**AIM OF THE TASK:** In the listing below, find every line containing "title" and copy it out.

Collection entries:
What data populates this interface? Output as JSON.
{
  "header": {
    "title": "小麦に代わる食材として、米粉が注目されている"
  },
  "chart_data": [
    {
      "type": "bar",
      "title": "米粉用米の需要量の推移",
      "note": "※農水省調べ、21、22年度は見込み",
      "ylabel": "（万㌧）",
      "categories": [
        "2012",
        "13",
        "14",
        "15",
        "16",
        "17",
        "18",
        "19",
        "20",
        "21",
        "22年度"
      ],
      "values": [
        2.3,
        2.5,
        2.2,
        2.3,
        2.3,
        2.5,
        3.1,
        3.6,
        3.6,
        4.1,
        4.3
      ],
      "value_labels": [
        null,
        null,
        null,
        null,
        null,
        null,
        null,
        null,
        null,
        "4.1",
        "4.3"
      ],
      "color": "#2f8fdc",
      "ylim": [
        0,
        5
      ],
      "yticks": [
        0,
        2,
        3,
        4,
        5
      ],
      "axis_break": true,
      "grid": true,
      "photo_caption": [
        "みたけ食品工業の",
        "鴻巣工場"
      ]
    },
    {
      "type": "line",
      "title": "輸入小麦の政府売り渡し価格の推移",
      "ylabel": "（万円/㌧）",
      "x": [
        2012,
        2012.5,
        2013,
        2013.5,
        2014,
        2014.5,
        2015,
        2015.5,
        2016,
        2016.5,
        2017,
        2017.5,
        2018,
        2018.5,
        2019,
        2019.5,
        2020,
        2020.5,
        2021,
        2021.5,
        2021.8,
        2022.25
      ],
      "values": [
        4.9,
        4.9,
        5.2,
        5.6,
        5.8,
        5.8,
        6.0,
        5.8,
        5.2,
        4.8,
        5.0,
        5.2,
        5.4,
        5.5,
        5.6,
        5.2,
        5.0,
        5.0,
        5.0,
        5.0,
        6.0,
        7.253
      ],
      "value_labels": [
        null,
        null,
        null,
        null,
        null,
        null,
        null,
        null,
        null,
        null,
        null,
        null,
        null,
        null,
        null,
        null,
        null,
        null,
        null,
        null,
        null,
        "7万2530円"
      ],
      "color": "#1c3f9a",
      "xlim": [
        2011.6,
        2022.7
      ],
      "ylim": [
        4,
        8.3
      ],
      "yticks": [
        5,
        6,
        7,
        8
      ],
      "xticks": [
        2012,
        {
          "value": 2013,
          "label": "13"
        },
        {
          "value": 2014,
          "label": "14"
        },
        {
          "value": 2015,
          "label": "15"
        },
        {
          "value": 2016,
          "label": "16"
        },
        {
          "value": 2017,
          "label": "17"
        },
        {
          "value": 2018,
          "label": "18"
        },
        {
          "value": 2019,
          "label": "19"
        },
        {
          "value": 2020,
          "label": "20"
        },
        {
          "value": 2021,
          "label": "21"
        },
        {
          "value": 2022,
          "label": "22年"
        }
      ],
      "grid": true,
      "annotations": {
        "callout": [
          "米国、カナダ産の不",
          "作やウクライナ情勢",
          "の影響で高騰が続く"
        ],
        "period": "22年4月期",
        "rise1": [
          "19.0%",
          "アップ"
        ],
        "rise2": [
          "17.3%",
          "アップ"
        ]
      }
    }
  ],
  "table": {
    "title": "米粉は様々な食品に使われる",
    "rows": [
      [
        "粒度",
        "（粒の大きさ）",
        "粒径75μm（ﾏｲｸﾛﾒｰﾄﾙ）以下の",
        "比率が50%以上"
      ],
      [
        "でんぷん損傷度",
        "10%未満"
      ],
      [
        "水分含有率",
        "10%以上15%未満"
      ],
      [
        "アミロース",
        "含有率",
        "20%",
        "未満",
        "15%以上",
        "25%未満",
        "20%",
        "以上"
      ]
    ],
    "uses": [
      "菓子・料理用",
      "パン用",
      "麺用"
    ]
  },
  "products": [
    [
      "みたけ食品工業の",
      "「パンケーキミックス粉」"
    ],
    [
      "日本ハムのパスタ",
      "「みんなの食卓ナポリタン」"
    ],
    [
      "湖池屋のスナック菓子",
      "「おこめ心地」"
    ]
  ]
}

**ANSWER TO THE EXERCISE:**
    "title": "小麦に代わる食材として、米粉が注目されている"
      "title": "米粉用米の需要量の推移",
      "title": "輸入小麦の政府売り渡し価格の推移",
    "title": "米粉は様々な食品に使われる",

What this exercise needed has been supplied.